To do —
Transcribe all of the material exactly, except for its pictures.
>>>>>
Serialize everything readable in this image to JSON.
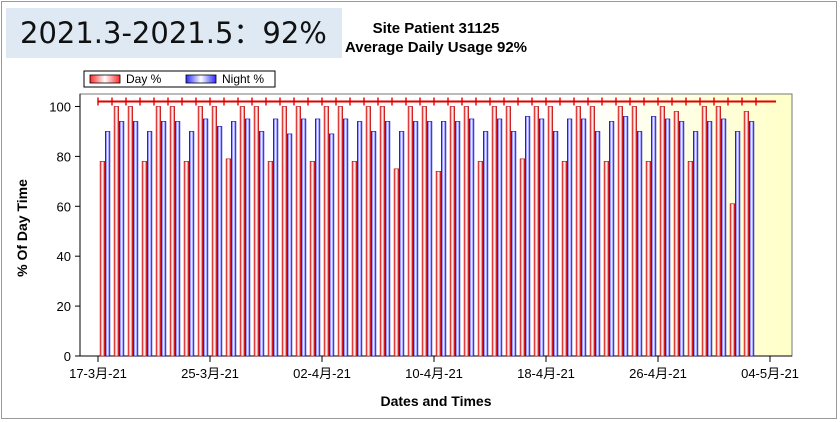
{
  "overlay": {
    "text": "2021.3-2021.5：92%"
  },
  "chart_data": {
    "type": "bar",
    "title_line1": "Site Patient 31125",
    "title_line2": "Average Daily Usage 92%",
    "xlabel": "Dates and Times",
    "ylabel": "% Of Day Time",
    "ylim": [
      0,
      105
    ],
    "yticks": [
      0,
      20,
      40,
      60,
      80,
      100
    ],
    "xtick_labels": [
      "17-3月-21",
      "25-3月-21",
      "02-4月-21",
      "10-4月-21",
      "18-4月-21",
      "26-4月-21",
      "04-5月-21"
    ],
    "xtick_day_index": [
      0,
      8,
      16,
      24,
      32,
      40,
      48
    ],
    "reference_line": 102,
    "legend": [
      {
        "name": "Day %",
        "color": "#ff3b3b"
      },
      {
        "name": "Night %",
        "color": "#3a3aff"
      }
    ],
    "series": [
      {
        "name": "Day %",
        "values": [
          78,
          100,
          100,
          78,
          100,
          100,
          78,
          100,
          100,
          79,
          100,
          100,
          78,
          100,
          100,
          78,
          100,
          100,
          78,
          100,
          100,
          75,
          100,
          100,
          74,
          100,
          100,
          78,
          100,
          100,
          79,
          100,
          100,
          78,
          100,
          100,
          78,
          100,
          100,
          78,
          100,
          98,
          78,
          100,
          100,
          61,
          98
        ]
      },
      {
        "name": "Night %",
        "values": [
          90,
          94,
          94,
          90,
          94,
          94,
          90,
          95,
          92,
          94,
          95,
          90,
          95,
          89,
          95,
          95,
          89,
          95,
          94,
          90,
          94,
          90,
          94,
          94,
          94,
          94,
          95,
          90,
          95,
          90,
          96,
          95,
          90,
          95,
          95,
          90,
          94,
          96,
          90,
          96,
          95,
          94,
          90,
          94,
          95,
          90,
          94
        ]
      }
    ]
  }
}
<<<<<
Task answer —
Serialize everything readable in this image to JSON.
{
  "overlay": {
    "text": "2021.3-2021.5：92%"
  },
  "chart_data": {
    "type": "bar",
    "title_line1": "Site Patient 31125",
    "title_line2": "Average Daily Usage 92%",
    "xlabel": "Dates and Times",
    "ylabel": "% Of Day Time",
    "ylim": [
      0,
      105
    ],
    "yticks": [
      0,
      20,
      40,
      60,
      80,
      100
    ],
    "xtick_labels": [
      "17-3月-21",
      "25-3月-21",
      "02-4月-21",
      "10-4月-21",
      "18-4月-21",
      "26-4月-21",
      "04-5月-21"
    ],
    "xtick_day_index": [
      0,
      8,
      16,
      24,
      32,
      40,
      48
    ],
    "reference_line": 102,
    "legend": [
      {
        "name": "Day %",
        "color": "#ff3b3b"
      },
      {
        "name": "Night %",
        "color": "#3a3aff"
      }
    ],
    "series": [
      {
        "name": "Day %",
        "values": [
          78,
          100,
          100,
          78,
          100,
          100,
          78,
          100,
          100,
          79,
          100,
          100,
          78,
          100,
          100,
          78,
          100,
          100,
          78,
          100,
          100,
          75,
          100,
          100,
          74,
          100,
          100,
          78,
          100,
          100,
          79,
          100,
          100,
          78,
          100,
          100,
          78,
          100,
          100,
          78,
          100,
          98,
          78,
          100,
          100,
          61,
          98
        ]
      },
      {
        "name": "Night %",
        "values": [
          90,
          94,
          94,
          90,
          94,
          94,
          90,
          95,
          92,
          94,
          95,
          90,
          95,
          89,
          95,
          95,
          89,
          95,
          94,
          90,
          94,
          90,
          94,
          94,
          94,
          94,
          95,
          90,
          95,
          90,
          96,
          95,
          90,
          95,
          95,
          90,
          94,
          96,
          90,
          96,
          95,
          94,
          90,
          94,
          95,
          90,
          94
        ]
      }
    ]
  }
}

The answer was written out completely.